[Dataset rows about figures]
+++

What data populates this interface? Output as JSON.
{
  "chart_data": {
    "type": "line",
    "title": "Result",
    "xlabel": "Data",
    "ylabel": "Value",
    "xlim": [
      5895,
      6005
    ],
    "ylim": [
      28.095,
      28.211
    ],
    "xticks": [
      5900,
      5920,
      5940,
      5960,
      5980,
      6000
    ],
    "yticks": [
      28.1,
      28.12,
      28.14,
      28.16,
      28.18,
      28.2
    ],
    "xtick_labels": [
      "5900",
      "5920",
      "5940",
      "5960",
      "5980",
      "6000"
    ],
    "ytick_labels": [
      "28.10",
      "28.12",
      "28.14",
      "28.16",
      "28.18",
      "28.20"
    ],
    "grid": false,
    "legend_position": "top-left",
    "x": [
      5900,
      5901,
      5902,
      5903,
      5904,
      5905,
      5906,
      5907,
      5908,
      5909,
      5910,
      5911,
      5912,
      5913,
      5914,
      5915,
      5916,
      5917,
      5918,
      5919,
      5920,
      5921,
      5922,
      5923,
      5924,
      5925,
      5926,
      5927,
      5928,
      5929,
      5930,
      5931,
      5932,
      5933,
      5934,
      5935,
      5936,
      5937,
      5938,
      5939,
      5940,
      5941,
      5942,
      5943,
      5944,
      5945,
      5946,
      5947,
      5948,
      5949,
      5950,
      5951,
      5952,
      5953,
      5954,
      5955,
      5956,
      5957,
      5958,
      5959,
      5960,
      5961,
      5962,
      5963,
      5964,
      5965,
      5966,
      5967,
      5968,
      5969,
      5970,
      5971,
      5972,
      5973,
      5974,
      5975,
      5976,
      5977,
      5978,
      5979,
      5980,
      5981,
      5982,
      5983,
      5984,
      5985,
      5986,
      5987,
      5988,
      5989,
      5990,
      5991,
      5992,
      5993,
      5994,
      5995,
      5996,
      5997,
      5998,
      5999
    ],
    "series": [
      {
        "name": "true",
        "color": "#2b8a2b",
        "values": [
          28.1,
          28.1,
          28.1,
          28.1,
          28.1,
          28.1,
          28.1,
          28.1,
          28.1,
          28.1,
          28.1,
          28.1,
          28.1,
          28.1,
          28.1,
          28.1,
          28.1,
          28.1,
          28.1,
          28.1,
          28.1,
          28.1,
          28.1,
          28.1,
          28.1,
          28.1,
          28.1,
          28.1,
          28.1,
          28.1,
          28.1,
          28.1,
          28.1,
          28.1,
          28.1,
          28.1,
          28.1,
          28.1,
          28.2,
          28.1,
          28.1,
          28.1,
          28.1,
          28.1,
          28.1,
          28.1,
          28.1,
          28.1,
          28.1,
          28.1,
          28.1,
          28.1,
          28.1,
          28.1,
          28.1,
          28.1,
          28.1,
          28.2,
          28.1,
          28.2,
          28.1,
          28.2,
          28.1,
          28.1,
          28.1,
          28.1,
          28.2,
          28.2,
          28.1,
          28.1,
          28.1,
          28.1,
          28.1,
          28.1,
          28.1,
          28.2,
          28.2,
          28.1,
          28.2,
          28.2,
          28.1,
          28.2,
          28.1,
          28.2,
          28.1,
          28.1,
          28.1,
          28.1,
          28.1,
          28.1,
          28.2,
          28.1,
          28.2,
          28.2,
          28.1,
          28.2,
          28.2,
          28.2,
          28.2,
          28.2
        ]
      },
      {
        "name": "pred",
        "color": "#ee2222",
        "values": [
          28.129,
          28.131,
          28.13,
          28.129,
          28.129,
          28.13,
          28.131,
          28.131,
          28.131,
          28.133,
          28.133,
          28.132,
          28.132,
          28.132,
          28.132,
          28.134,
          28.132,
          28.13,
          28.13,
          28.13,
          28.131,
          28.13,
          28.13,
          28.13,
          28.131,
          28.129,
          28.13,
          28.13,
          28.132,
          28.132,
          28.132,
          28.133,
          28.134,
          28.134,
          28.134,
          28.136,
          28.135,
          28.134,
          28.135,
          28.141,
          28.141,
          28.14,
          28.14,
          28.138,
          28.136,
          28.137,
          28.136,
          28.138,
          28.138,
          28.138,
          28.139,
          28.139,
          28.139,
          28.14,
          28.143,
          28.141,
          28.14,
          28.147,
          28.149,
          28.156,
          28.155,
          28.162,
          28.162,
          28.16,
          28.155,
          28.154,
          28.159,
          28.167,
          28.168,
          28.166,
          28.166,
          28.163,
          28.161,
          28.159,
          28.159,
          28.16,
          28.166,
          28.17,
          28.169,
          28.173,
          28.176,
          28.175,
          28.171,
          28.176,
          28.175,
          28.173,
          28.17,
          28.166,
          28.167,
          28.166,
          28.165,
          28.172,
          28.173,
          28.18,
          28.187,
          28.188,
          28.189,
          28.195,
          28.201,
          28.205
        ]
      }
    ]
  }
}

+++

Problem ::
Set every line of the listing down word for word.

Response to the exercise ::
What data populates this interface? Output as JSON.
{
  "chart_data": {
    "type": "line",
    "title": "Result",
    "xlabel": "Data",
    "ylabel": "Value",
    "xlim": [
      5895,
      6005
    ],
    "ylim": [
      28.095,
      28.211
    ],
    "xticks": [
      5900,
      5920,
      5940,
      5960,
      5980,
      6000
    ],
    "yticks": [
      28.1,
      28.12,
      28.14,
      28.16,
      28.18,
      28.2
    ],
    "xtick_labels": [
      "5900",
      "5920",
      "5940",
      "5960",
      "5980",
      "6000"
    ],
    "ytick_labels": [
      "28.10",
      "28.12",
      "28.14",
      "28.16",
      "28.18",
      "28.20"
    ],
    "grid": false,
    "legend_position": "top-left",
    "x": [
      5900,
      5901,
      5902,
      5903,
      5904,
      5905,
      5906,
      5907,
      5908,
      5909,
      5910,
      5911,
      5912,
      5913,
      5914,
      5915,
      5916,
      5917,
      5918,
      5919,
      5920,
      5921,
      5922,
      5923,
      5924,
      5925,
      5926,
      5927,
      5928,
      5929,
      5930,
      5931,
      5932,
      5933,
      5934,
      5935,
      5936,
      5937,
      5938,
      5939,
      5940,
      5941,
      5942,
      5943,
      5944,
      5945,
      5946,
      5947,
      5948,
      5949,
      5950,
      5951,
      5952,
      5953,
      5954,
      5955,
      5956,
      5957,
      5958,
      5959,
      5960,
      5961,
      5962,
      5963,
      5964,
      5965,
      5966,
      5967,
      5968,
      5969,
      5970,
      5971,
      5972,
      5973,
      5974,
      5975,
      5976,
      5977,
      5978,
      5979,
      5980,
      5981,
      5982,
      5983,
      5984,
      5985,
      5986,
      5987,
      5988,
      5989,
      5990,
      5991,
      5992,
      5993,
      5994,
      5995,
      5996,
      5997,
      5998,
      5999
    ],
    "series": [
      {
        "name": "true",
        "color": "#2b8a2b",
        "values": [
          28.1,
          28.1,
          28.1,
          28.1,
          28.1,
          28.1,
          28.1,
          28.1,
          28.1,
          28.1,
          28.1,
          28.1,
          28.1,
          28.1,
          28.1,
          28.1,
          28.1,
          28.1,
          28.1,
          28.1,
          28.1,
          28.1,
          28.1,
          28.1,
          28.1,
          28.1,
          28.1,
          28.1,
          28.1,
          28.1,
          28.1,
          28.1,
          28.1,
          28.1,
          28.1,
          28.1,
          28.1,
          28.1,
          28.2,
          28.1,
          28.1,
          28.1,
          28.1,
          28.1,
          28.1,
          28.1,
          28.1,
          28.1,
          28.1,
          28.1,
          28.1,
          28.1,
          28.1,
          28.1,
          28.1,
          28.1,
          28.1,
          28.2,
          28.1,
          28.2,
          28.1,
          28.2,
          28.1,
          28.1,
          28.1,
          28.1,
          28.2,
          28.2,
          28.1,
          28.1,
          28.1,
          28.1,
          28.1,
          28.1,
          28.1,
          28.2,
          28.2,
          28.1,
          28.2,
          28.2,
          28.1,
          28.2,
          28.1,
          28.2,
          28.1,
          28.1,
          28.1,
          28.1,
          28.1,
          28.1,
          28.2,
          28.1,
          28.2,
          28.2,
          28.1,
          28.2,
          28.2,
          28.2,
          28.2,
          28.2
        ]
      },
      {
        "name": "pred",
        "color": "#ee2222",
        "values": [
          28.129,
          28.131,
          28.13,
          28.129,
          28.129,
          28.13,
          28.131,
          28.131,
          28.131,
          28.133,
          28.133,
          28.132,
          28.132,
          28.132,
          28.132,
          28.134,
          28.132,
          28.13,
          28.13,
          28.13,
          28.131,
          28.13,
          28.13,
          28.13,
          28.131,
          28.129,
          28.13,
          28.13,
          28.132,
          28.132,
          28.132,
          28.133,
          28.134,
          28.134,
          28.134,
          28.136,
          28.135,
          28.134,
          28.135,
          28.141,
          28.141,
          28.14,
          28.14,
          28.138,
          28.136,
          28.137,
          28.136,
          28.138,
          28.138,
          28.138,
          28.139,
          28.139,
          28.139,
          28.14,
          28.143,
          28.141,
          28.14,
          28.147,
          28.149,
          28.156,
          28.155,
          28.162,
          28.162,
          28.16,
          28.155,
          28.154,
          28.159,
          28.167,
          28.168,
          28.166,
          28.166,
          28.163,
          28.161,
          28.159,
          28.159,
          28.16,
          28.166,
          28.17,
          28.169,
          28.173,
          28.176,
          28.175,
          28.171,
          28.176,
          28.175,
          28.173,
          28.17,
          28.166,
          28.167,
          28.166,
          28.165,
          28.172,
          28.173,
          28.18,
          28.187,
          28.188,
          28.189,
          28.195,
          28.201,
          28.205
        ]
      }
    ]
  }
}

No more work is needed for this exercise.